*Short problem:*
Locate each line containing the string "password" and copy it out.

*Source material:*

===

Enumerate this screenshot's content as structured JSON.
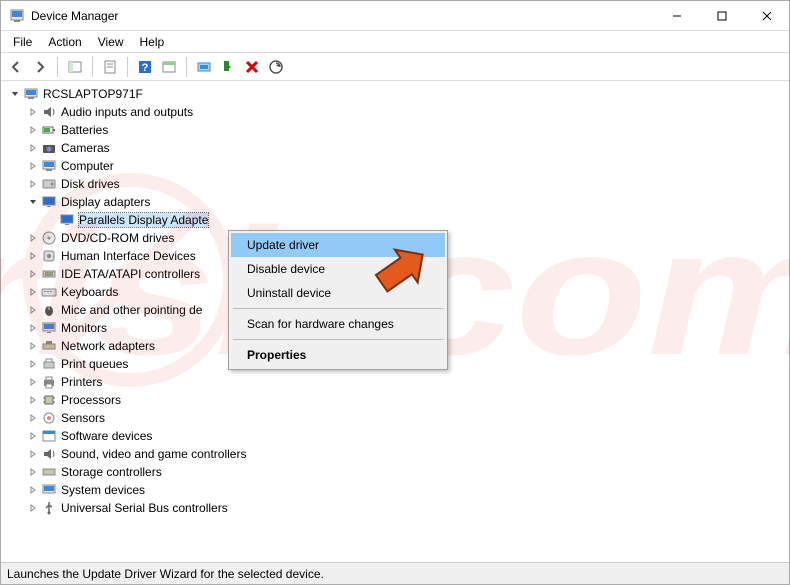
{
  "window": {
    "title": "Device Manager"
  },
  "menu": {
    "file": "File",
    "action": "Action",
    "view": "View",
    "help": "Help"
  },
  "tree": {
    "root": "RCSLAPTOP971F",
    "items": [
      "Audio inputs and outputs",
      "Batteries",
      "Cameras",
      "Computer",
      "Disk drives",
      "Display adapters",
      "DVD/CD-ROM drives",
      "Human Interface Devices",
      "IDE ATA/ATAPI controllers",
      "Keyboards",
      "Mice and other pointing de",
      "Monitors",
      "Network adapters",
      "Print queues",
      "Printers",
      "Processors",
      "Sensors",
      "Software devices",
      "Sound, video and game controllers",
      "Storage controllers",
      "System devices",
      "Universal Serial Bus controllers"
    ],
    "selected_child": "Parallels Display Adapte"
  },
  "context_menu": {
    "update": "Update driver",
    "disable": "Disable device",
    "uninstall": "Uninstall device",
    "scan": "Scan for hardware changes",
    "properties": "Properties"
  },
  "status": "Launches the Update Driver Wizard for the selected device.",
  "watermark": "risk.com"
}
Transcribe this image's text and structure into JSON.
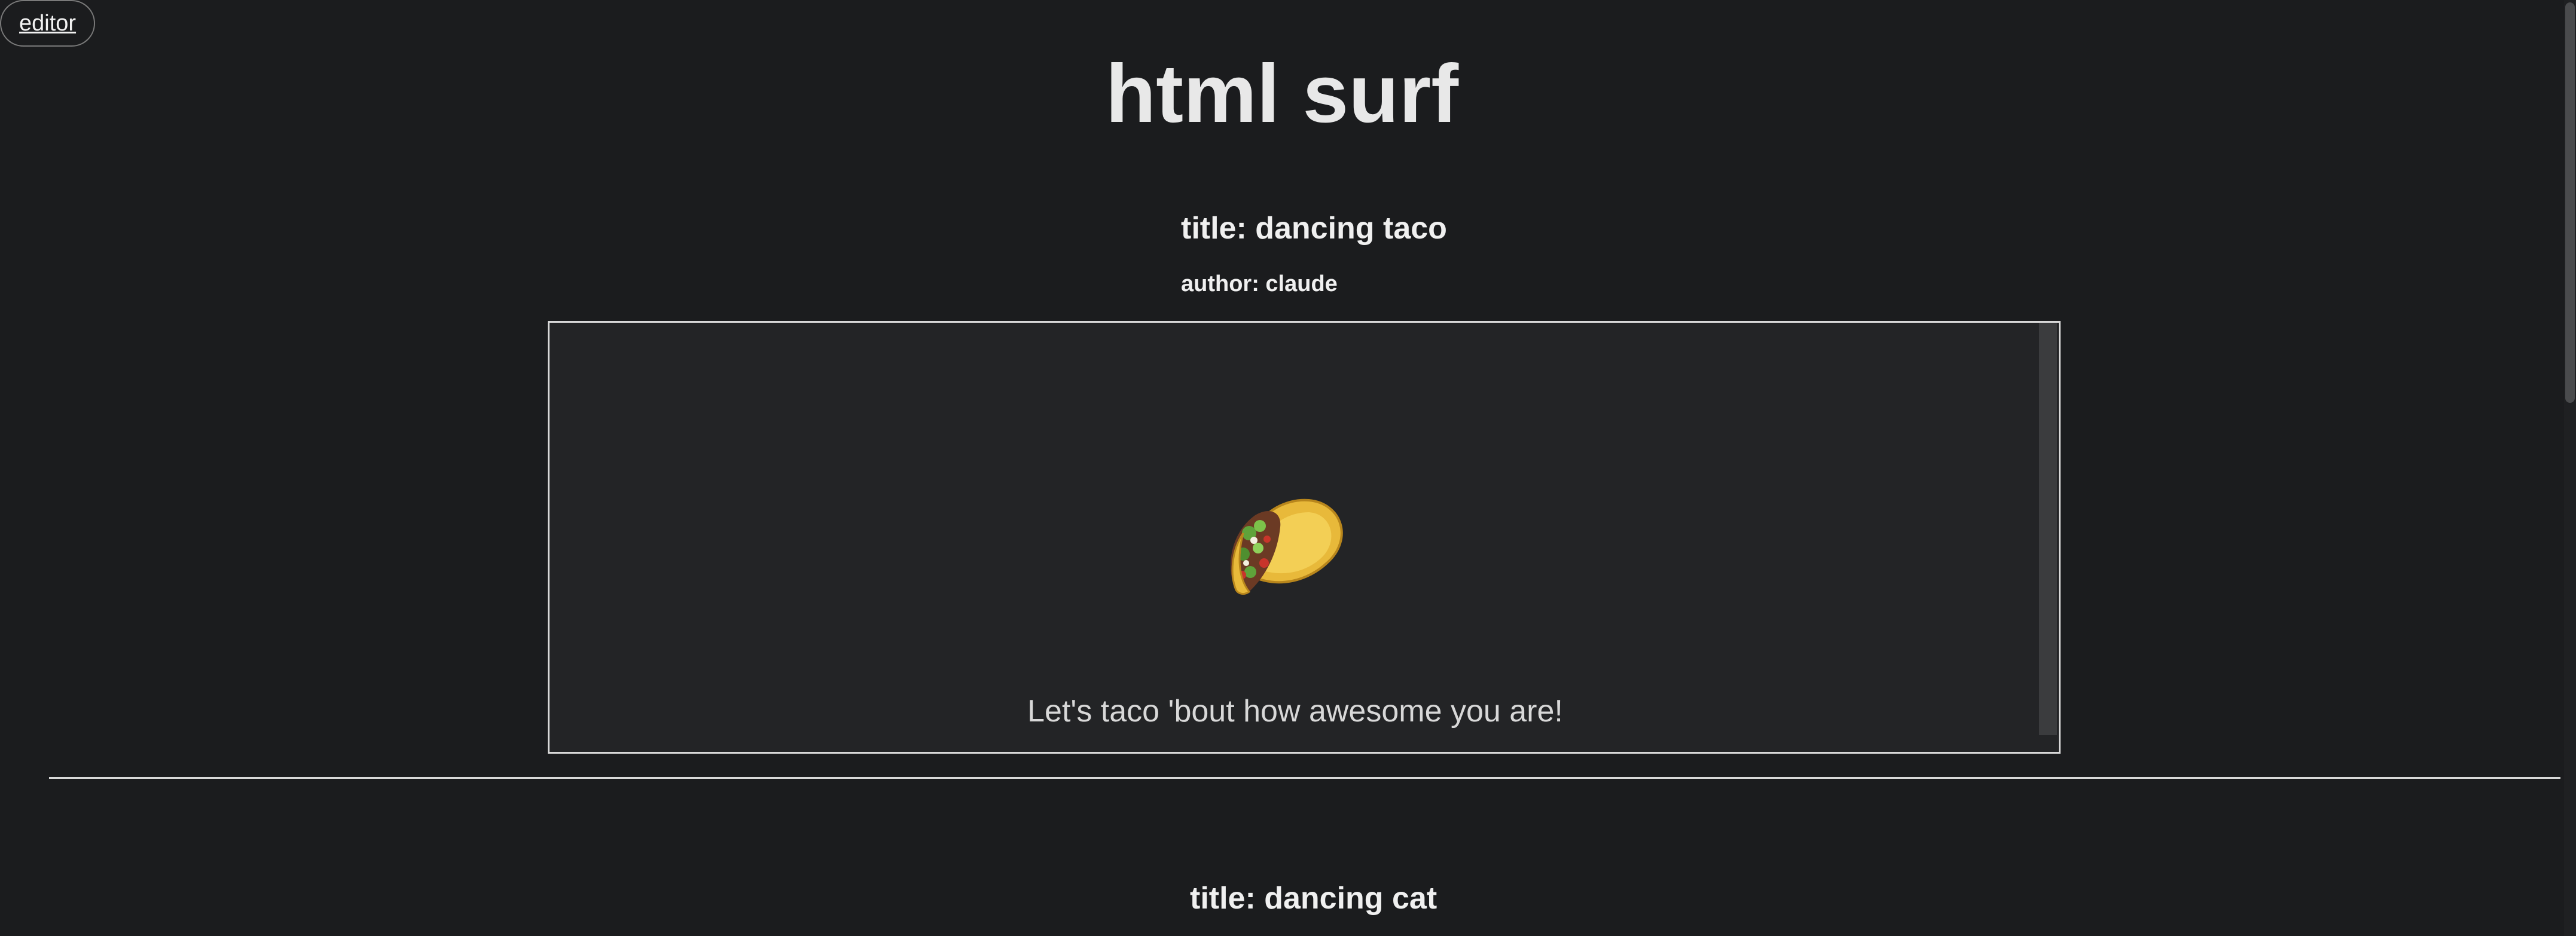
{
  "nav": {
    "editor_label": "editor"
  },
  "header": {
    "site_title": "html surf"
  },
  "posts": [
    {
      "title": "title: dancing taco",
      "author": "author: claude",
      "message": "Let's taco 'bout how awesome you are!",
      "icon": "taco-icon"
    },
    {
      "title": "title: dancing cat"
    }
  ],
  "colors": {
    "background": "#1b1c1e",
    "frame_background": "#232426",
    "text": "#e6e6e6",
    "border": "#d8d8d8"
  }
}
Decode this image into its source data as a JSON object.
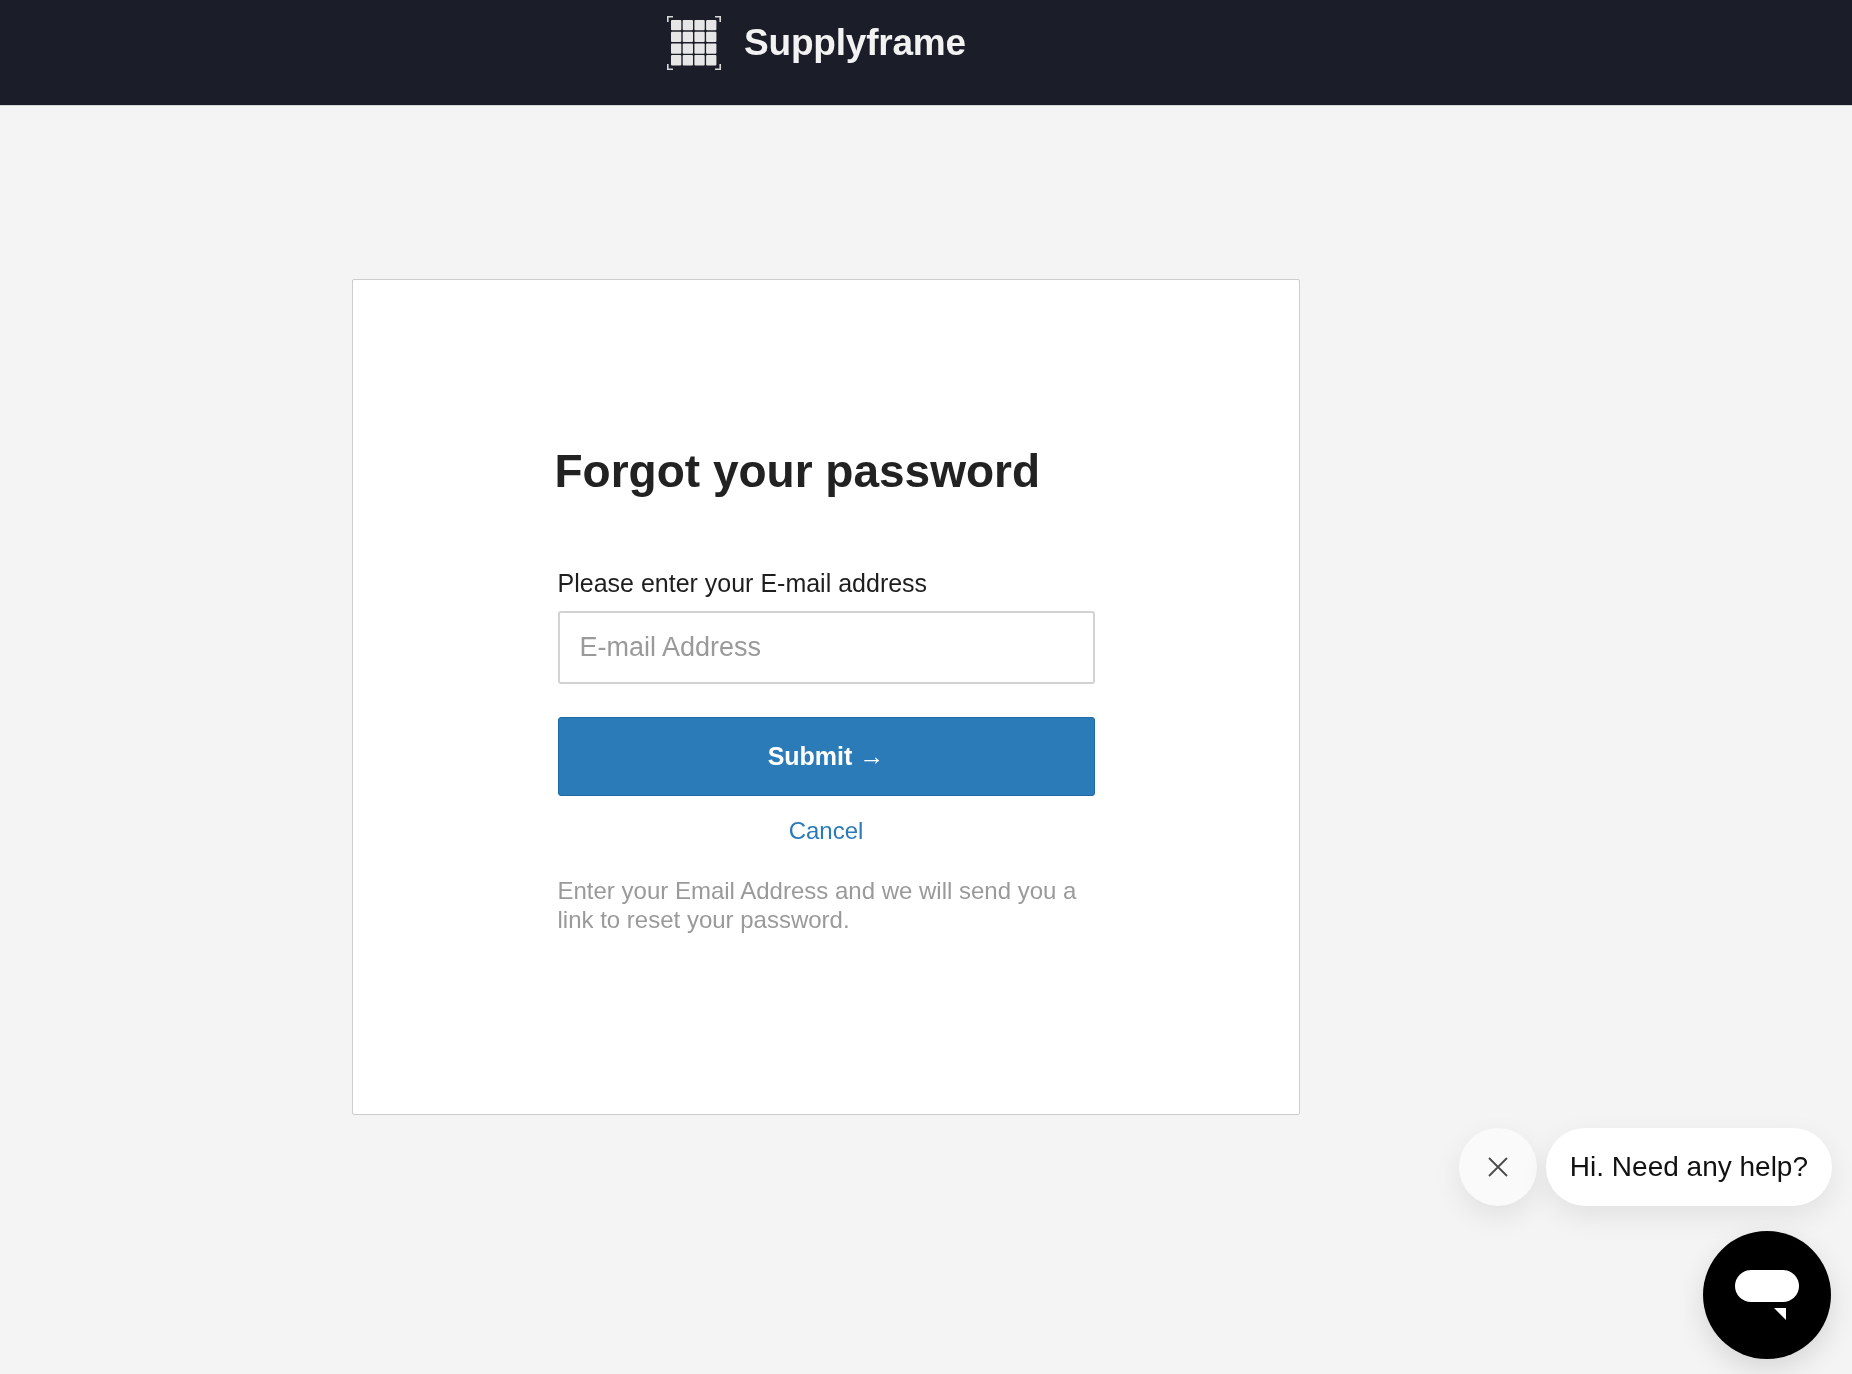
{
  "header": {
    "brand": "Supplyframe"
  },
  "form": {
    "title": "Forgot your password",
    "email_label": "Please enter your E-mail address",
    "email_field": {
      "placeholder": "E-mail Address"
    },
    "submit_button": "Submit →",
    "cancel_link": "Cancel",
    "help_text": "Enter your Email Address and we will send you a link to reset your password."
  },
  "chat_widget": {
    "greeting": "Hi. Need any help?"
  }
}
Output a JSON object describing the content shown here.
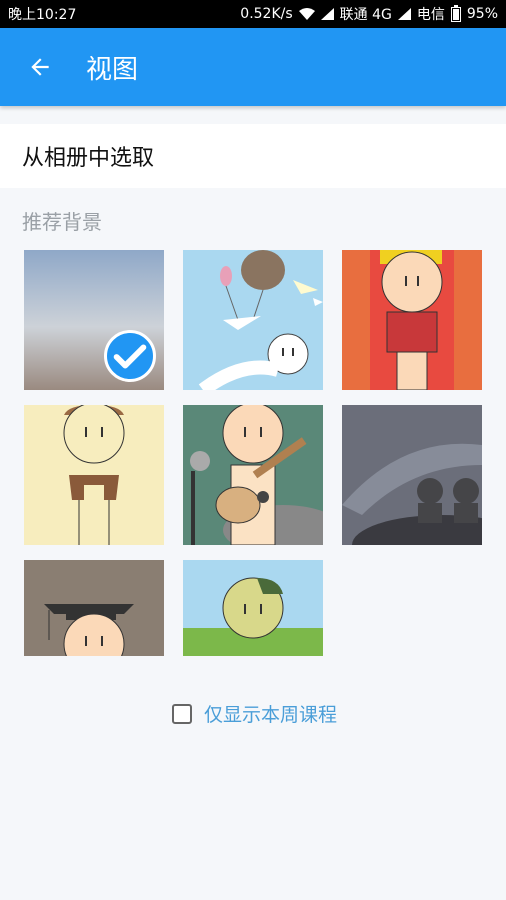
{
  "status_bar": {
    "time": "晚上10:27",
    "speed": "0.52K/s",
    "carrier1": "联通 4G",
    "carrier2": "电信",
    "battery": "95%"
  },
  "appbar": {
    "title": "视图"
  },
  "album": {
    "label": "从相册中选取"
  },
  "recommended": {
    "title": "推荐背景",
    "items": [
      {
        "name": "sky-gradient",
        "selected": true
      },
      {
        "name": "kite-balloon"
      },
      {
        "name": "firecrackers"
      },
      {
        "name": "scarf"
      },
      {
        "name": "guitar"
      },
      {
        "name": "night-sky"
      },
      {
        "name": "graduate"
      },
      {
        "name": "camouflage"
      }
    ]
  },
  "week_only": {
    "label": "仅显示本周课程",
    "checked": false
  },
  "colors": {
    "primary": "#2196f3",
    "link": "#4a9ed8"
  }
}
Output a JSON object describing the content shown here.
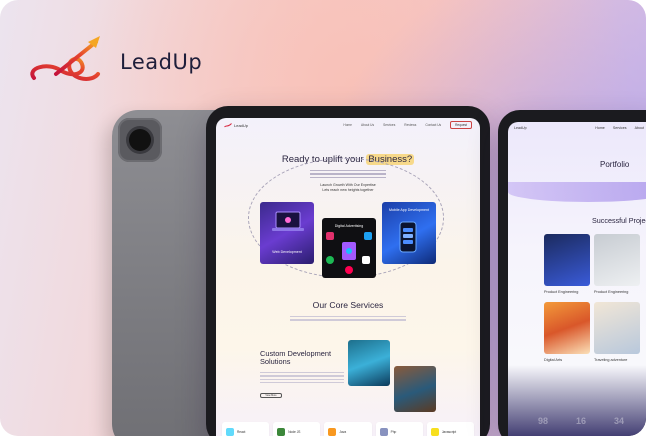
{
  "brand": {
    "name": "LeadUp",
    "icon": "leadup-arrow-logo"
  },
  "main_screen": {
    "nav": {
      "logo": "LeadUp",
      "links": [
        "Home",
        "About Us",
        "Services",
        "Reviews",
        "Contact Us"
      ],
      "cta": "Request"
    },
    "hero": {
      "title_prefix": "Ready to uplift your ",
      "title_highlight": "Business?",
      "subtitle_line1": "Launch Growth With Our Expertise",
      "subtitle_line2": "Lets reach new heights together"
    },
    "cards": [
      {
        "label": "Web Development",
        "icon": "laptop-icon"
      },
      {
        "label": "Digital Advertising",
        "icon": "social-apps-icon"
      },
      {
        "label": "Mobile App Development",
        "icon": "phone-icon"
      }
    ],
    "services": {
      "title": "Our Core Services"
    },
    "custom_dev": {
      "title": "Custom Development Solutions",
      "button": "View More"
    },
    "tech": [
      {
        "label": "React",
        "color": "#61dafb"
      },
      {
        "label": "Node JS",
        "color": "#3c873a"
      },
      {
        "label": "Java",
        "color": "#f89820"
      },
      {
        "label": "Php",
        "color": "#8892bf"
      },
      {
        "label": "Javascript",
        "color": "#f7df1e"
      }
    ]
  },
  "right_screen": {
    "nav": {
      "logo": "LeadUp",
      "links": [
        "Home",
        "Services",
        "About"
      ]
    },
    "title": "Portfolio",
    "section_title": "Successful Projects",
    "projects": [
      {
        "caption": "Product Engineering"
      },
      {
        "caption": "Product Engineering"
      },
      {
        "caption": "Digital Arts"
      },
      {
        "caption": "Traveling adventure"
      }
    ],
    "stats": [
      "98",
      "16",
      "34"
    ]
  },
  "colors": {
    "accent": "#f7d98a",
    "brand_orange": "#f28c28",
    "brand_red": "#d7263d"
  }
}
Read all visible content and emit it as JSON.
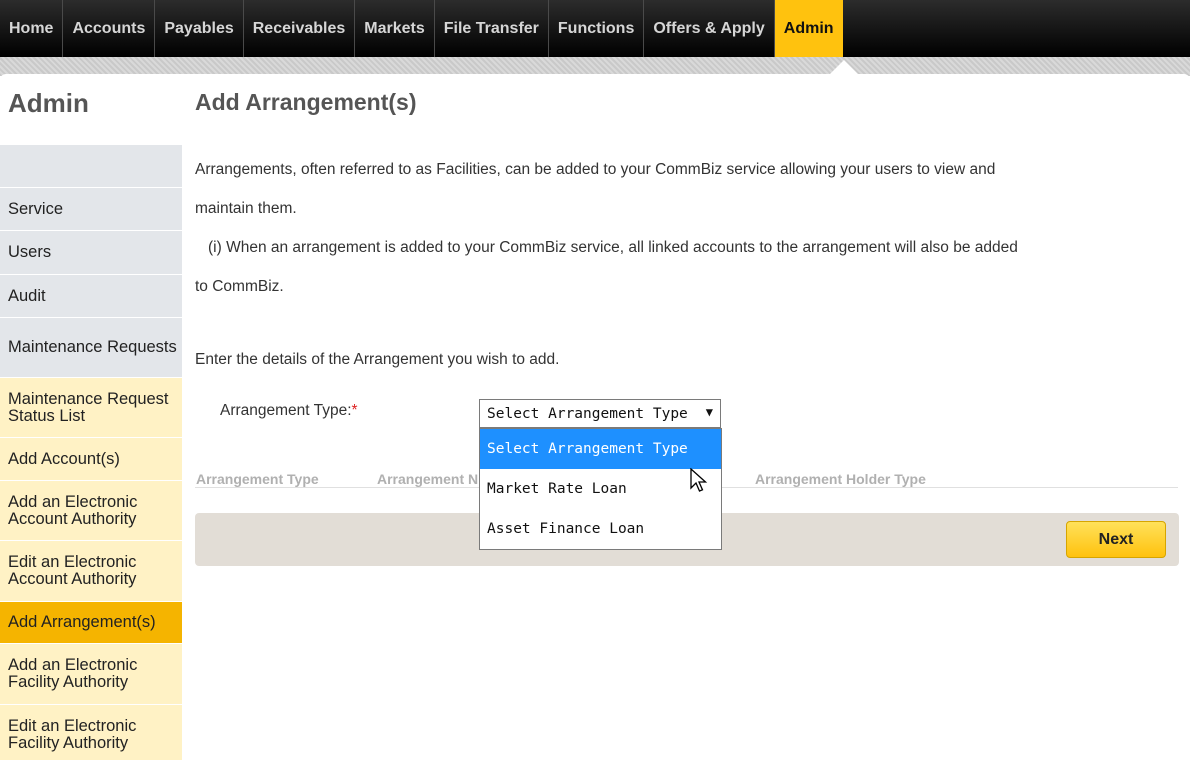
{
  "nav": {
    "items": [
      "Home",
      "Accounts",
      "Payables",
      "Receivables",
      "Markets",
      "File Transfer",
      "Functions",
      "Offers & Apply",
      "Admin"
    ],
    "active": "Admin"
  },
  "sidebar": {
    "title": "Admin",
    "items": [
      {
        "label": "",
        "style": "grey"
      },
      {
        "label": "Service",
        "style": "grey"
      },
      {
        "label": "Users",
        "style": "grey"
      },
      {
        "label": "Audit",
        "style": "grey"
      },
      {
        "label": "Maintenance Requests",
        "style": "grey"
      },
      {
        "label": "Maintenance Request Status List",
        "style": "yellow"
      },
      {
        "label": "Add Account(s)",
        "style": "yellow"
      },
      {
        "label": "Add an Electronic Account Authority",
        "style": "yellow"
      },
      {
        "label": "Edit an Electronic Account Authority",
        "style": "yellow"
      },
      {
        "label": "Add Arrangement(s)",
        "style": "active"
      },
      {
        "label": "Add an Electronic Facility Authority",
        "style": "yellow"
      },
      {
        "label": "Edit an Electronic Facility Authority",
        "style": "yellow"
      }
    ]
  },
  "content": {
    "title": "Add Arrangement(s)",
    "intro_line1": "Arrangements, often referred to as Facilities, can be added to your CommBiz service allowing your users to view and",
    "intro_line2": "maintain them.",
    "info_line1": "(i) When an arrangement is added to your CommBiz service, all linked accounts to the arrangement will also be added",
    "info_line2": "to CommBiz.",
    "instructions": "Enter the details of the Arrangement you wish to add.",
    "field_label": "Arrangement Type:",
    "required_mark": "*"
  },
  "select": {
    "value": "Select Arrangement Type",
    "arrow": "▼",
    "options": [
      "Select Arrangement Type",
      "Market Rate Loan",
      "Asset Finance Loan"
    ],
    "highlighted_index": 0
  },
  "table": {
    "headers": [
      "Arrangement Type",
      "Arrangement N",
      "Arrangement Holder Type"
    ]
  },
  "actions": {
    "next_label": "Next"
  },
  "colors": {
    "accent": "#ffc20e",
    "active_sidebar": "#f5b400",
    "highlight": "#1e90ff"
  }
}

===

*Solution to the problem:*
    "title": "Forgot your password",
    "help_text": "Enter your Email Address and we will send you a link to reset your password."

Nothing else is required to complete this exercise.